In the entries below, count the lines holding "control". Reply with the number only.

Begin

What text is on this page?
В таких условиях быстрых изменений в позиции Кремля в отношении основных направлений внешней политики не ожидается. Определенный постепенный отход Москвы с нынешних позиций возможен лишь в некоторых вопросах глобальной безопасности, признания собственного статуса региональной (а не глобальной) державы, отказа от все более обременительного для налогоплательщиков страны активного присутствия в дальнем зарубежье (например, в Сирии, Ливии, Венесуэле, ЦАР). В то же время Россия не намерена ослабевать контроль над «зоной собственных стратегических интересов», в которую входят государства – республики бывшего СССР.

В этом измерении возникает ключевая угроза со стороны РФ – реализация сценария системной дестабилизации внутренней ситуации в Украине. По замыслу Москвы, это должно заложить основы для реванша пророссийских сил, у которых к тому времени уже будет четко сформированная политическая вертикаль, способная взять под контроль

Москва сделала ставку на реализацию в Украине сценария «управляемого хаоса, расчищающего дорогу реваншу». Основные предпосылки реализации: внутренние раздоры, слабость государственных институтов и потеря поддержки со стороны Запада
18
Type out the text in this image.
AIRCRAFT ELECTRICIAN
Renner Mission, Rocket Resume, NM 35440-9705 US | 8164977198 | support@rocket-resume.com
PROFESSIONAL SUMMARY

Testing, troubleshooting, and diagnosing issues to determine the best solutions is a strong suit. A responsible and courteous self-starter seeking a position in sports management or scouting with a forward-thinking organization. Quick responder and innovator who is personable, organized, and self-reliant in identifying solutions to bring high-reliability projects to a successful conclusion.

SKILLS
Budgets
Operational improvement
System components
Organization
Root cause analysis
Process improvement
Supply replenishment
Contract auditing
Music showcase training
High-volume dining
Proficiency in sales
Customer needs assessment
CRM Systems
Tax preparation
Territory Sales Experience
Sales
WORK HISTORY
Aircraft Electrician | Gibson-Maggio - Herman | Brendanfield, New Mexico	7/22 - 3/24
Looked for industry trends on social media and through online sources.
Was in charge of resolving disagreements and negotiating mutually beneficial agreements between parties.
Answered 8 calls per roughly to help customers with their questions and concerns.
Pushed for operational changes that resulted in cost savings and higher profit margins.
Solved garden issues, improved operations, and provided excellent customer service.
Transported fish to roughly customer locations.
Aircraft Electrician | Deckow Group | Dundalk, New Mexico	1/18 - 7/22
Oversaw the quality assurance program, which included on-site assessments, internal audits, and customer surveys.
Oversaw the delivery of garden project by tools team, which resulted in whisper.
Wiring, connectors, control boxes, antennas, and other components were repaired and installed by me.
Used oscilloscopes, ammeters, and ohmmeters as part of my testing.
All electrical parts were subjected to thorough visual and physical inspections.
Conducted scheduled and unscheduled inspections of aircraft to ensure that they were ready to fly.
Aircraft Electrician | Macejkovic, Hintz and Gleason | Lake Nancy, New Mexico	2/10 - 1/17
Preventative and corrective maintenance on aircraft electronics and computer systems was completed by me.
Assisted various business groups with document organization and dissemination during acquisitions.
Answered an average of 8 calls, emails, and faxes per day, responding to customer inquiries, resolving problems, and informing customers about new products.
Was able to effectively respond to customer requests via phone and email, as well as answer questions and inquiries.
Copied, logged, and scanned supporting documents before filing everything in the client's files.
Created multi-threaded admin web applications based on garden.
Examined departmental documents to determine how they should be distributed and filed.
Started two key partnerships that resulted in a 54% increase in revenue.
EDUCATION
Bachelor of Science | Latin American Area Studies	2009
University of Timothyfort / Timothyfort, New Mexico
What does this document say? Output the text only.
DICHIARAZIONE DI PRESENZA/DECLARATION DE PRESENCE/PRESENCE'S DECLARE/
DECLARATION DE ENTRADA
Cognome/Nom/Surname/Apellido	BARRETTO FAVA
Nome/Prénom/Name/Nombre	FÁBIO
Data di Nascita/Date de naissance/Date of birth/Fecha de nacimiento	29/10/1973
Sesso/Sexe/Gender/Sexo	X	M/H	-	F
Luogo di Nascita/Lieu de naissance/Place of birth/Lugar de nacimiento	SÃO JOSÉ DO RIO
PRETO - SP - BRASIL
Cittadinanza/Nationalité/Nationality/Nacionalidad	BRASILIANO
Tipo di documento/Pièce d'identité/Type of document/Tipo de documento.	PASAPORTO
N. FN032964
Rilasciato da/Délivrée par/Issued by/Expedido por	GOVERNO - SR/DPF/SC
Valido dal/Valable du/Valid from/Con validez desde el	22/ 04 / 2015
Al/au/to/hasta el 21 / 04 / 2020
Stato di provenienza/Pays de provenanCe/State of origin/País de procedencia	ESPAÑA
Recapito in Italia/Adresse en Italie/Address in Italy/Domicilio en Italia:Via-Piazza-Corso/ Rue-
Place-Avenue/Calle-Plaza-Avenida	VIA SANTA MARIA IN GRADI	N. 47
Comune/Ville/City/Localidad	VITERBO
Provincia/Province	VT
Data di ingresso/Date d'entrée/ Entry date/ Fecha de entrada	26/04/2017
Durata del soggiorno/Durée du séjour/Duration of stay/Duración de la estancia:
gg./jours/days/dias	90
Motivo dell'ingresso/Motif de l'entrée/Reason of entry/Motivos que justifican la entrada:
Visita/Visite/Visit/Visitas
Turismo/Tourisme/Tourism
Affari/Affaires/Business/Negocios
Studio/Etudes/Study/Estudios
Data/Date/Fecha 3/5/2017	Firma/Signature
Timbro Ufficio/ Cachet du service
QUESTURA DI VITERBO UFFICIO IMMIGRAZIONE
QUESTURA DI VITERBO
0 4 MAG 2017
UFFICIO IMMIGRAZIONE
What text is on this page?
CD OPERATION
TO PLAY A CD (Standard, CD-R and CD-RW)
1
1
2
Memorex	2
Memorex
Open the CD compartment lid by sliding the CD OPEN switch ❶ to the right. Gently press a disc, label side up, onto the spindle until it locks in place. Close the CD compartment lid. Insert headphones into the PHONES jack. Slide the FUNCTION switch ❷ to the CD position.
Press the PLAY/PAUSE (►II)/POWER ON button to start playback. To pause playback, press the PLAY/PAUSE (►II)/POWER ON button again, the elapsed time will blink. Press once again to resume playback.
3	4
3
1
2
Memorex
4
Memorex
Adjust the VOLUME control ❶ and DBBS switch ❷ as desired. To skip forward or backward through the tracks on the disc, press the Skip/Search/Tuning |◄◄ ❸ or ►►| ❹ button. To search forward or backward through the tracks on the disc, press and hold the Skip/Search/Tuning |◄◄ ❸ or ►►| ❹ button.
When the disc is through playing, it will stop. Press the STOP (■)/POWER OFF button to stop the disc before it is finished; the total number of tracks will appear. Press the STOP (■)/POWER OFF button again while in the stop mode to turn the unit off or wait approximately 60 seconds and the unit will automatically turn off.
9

End

* _Task solution_: 2